_GIVEN RECORDS_

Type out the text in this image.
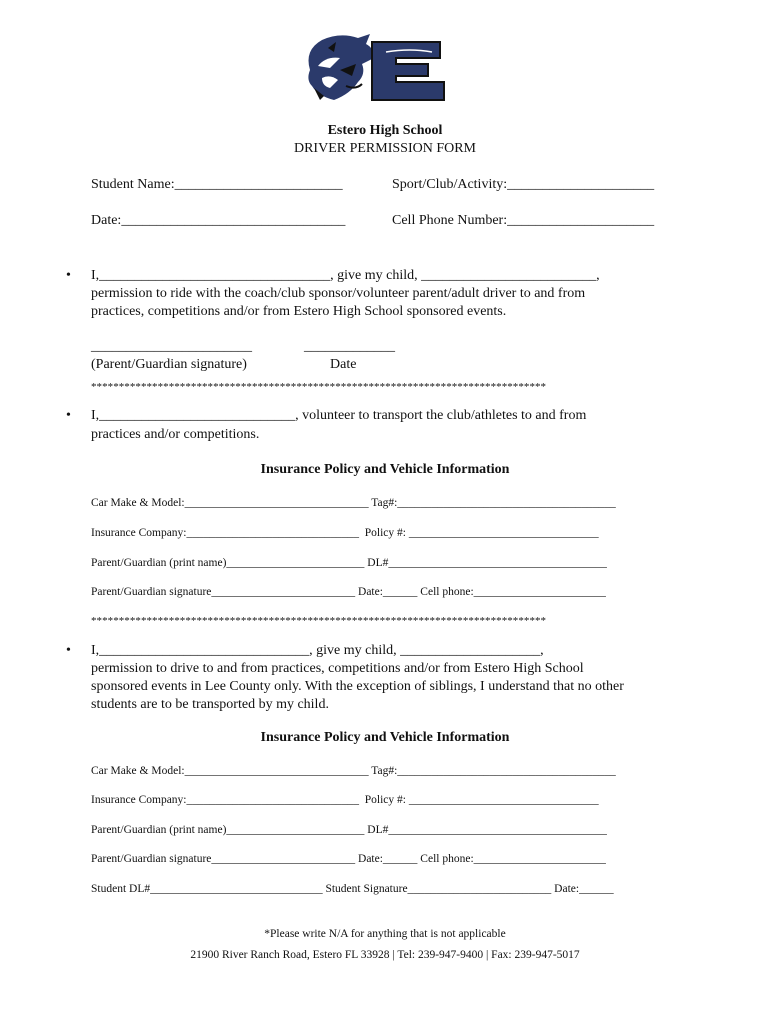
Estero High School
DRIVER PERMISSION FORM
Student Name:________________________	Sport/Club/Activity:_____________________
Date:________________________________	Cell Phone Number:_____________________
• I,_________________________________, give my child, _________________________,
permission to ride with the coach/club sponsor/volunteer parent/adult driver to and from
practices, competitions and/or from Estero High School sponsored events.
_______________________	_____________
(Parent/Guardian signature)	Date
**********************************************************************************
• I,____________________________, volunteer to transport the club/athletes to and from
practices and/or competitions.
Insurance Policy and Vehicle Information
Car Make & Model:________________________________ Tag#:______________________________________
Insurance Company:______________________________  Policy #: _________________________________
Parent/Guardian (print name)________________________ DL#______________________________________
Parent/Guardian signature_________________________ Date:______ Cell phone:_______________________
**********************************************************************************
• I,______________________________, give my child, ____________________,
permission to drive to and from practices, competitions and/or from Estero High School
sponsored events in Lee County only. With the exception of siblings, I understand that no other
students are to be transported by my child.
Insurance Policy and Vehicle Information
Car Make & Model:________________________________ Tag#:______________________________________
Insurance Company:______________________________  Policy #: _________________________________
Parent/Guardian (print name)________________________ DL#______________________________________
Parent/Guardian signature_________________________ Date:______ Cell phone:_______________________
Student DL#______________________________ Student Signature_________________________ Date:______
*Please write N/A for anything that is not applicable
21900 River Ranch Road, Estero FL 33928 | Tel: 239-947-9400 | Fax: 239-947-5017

...

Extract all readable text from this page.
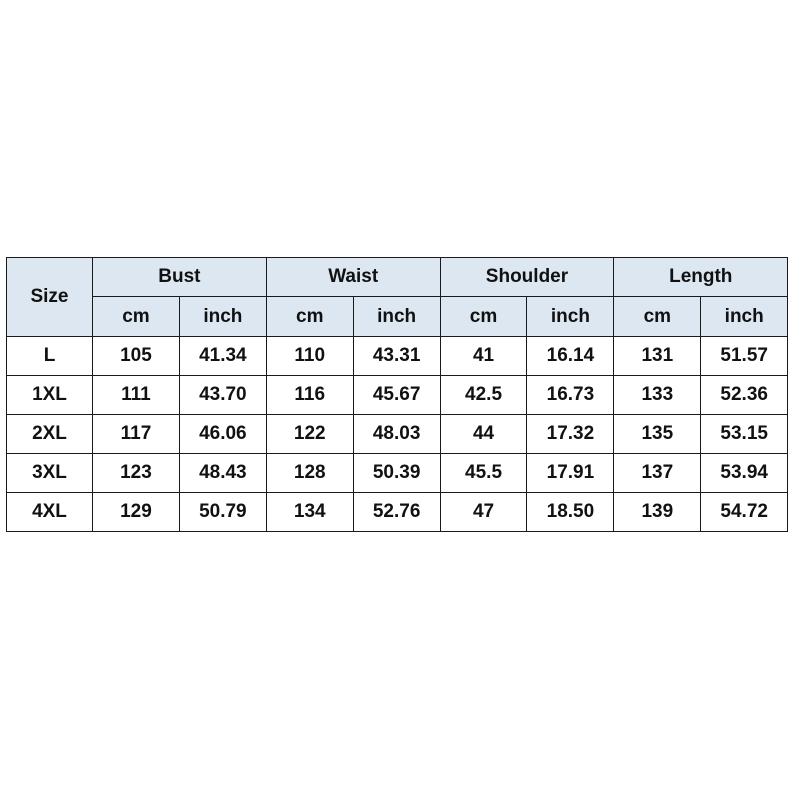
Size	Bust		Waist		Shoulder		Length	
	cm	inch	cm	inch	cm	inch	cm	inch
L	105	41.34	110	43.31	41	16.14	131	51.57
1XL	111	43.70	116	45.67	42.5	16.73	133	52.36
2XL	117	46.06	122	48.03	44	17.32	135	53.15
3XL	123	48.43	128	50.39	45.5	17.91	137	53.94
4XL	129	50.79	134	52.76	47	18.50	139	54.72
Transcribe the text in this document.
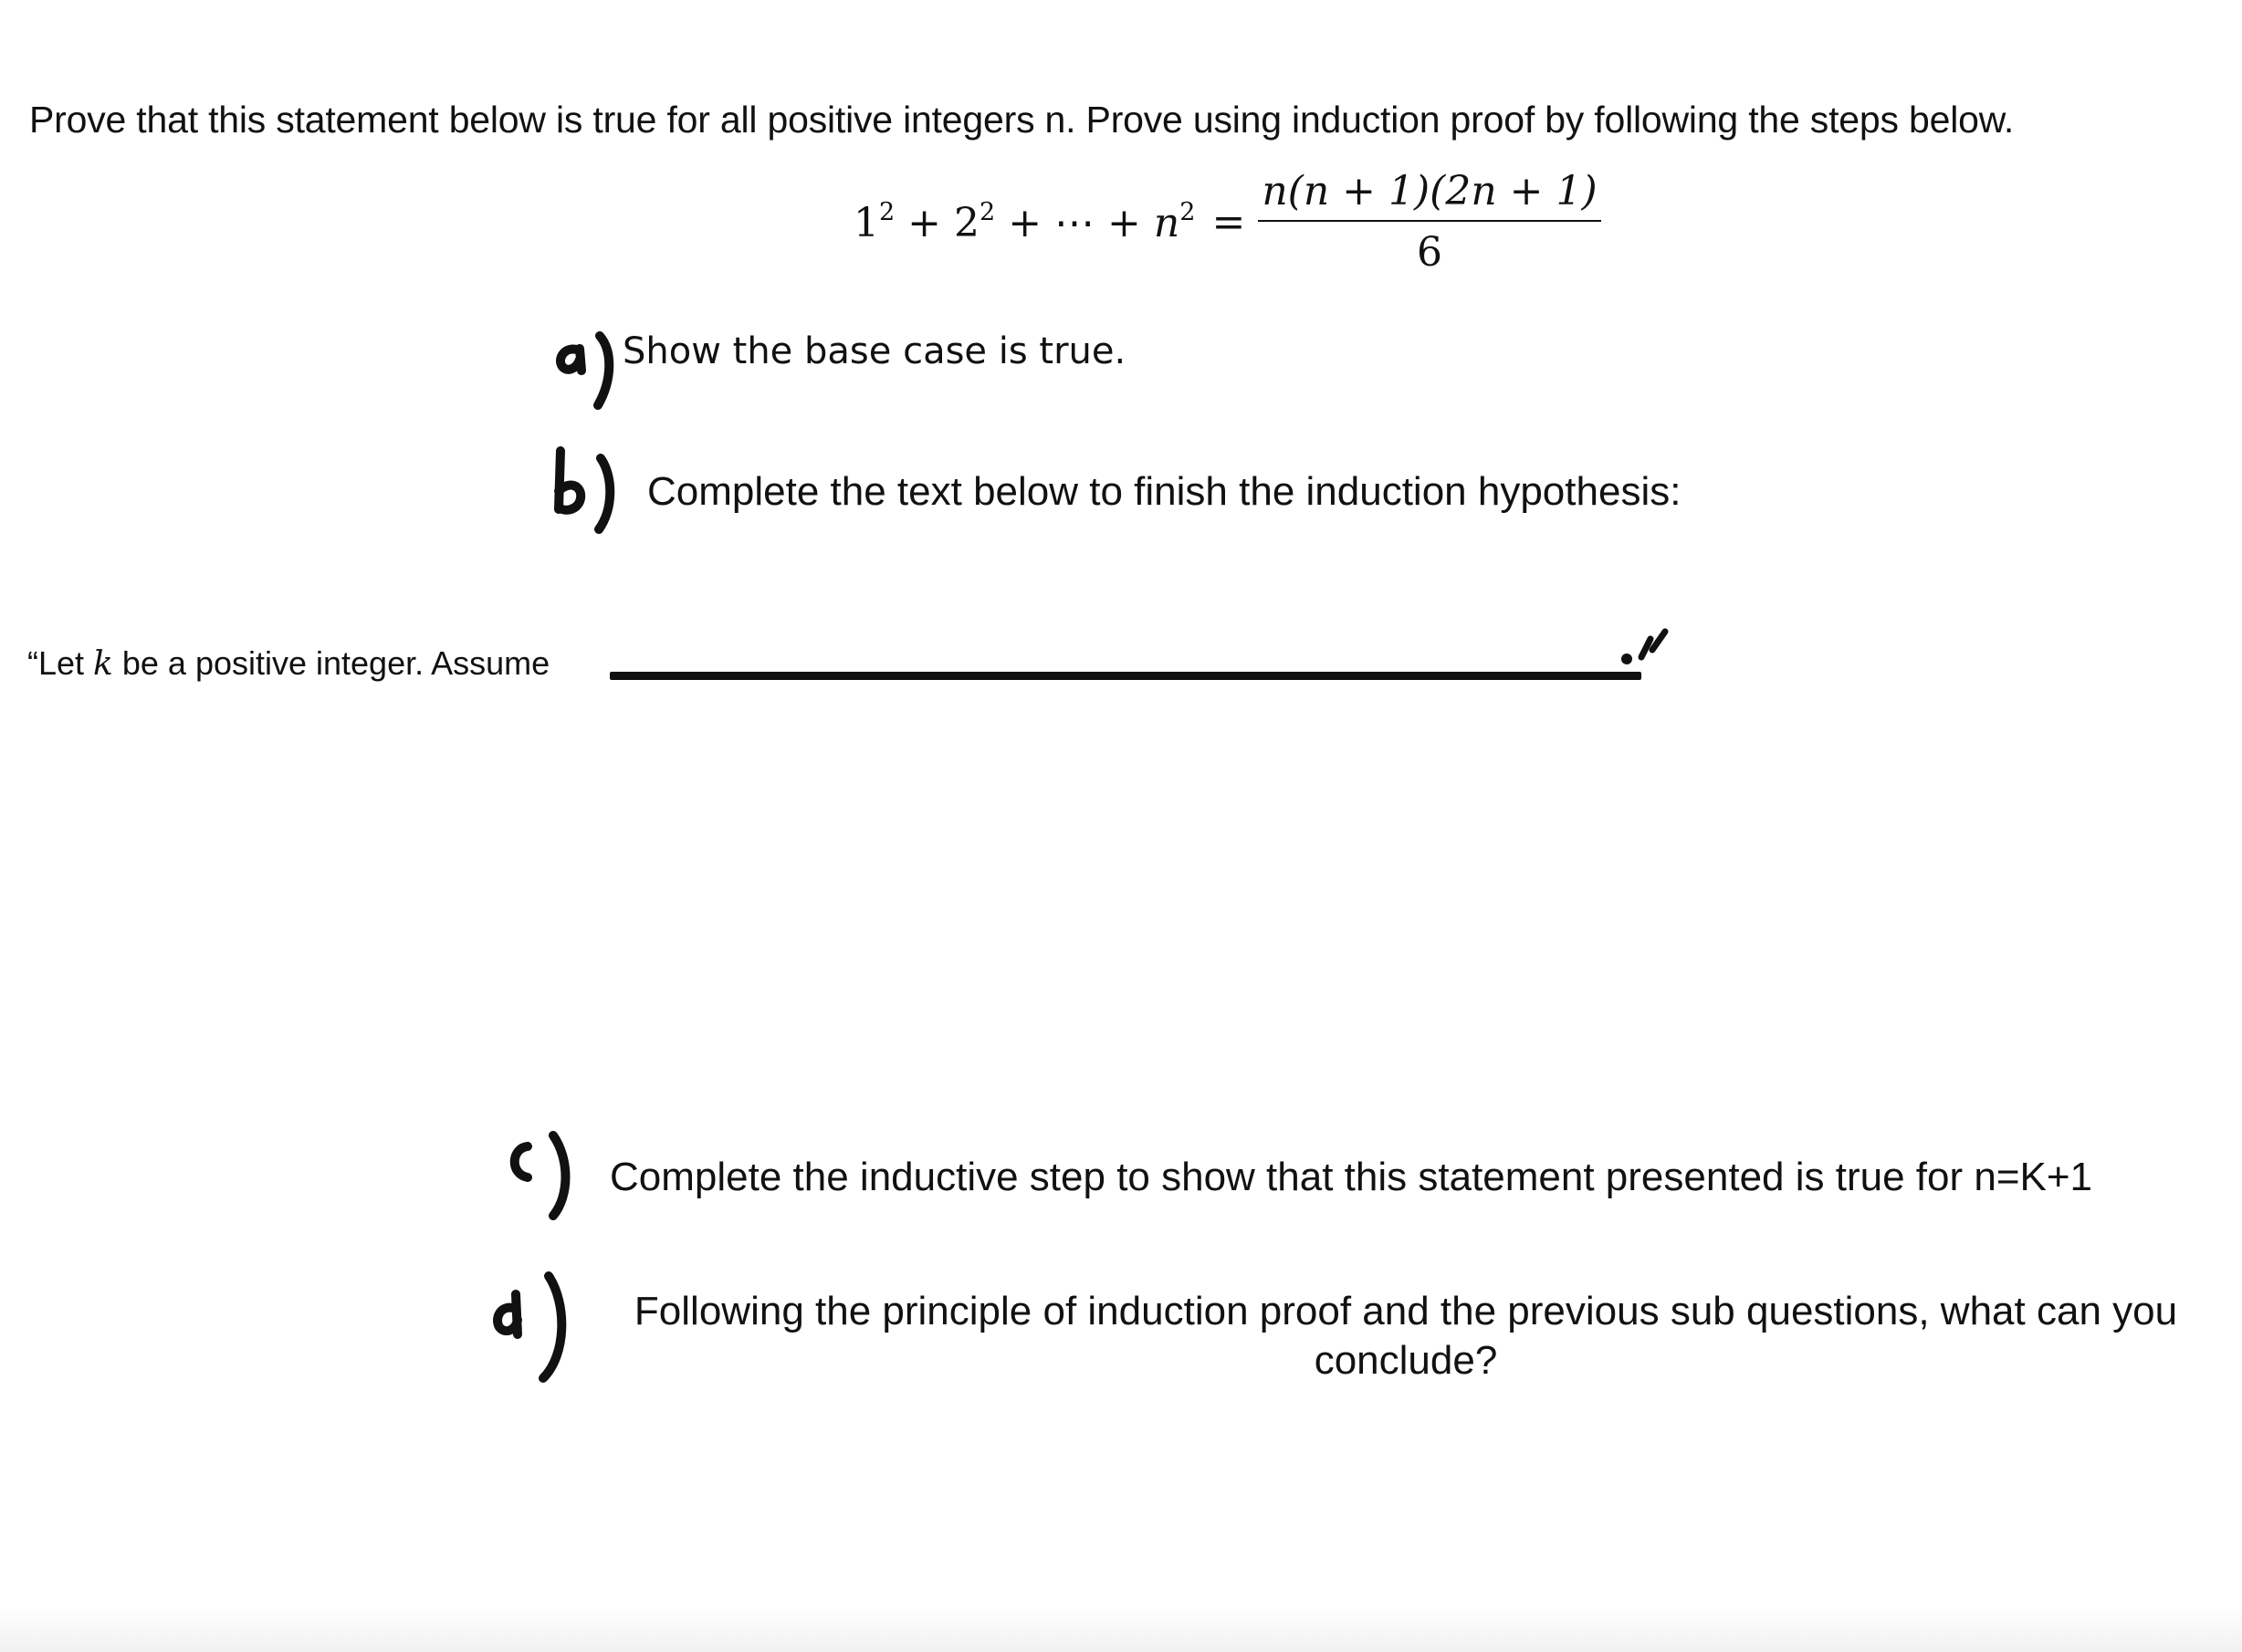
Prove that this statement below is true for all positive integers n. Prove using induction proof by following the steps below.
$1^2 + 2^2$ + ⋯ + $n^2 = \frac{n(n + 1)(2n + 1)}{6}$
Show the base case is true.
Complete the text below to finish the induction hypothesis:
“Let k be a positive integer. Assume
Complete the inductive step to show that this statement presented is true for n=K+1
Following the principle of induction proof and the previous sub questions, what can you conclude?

_PROBLEM TO WORK ON_
Return each line among the entries that holds the word "below".

_TASK SOLUTION_
Prove that this statement below is true for all positive integers n. Prove using induction proof by following the steps below.
Complete the text below to finish the induction hypothesis:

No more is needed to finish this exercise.